WORK INSTRUCTIONS:
Lift every line from the entries that includes the word "général".
- - - -
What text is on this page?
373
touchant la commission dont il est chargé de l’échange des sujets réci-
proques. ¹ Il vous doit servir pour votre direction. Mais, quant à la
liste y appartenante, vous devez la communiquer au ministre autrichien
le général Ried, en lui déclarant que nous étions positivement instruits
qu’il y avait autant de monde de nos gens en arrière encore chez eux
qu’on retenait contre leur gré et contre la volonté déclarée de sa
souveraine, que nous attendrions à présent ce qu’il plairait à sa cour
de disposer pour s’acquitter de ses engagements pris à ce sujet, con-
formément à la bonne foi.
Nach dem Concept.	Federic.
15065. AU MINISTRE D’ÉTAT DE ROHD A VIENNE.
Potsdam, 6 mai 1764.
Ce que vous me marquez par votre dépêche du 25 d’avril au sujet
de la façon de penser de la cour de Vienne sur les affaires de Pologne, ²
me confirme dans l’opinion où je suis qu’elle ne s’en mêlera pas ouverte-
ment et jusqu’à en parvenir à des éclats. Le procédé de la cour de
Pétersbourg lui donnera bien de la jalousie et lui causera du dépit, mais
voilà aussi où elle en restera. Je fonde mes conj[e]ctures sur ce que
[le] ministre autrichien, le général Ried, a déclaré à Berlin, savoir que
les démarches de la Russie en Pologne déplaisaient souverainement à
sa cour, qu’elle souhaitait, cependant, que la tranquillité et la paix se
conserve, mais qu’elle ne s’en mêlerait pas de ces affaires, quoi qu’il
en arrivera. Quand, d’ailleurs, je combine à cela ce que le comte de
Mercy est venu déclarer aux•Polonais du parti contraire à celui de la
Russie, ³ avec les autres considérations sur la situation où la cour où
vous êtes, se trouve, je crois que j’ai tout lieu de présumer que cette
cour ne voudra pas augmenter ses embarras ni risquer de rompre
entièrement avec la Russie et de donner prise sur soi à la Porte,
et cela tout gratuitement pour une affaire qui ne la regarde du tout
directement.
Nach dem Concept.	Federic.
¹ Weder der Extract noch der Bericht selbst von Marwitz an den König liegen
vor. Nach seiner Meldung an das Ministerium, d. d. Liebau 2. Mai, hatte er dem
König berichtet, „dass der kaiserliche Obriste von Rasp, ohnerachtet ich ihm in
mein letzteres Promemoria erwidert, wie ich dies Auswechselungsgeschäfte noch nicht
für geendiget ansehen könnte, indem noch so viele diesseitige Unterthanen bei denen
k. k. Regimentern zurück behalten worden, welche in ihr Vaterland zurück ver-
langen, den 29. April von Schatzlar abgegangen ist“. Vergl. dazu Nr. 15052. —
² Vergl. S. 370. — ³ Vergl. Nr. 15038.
- - - -
TASK RESULT:
le général Ried, en lui déclarant que nous étions positivement instruits
[le] ministre autrichien, le général Ried, a déclaré à Berlin, savoir que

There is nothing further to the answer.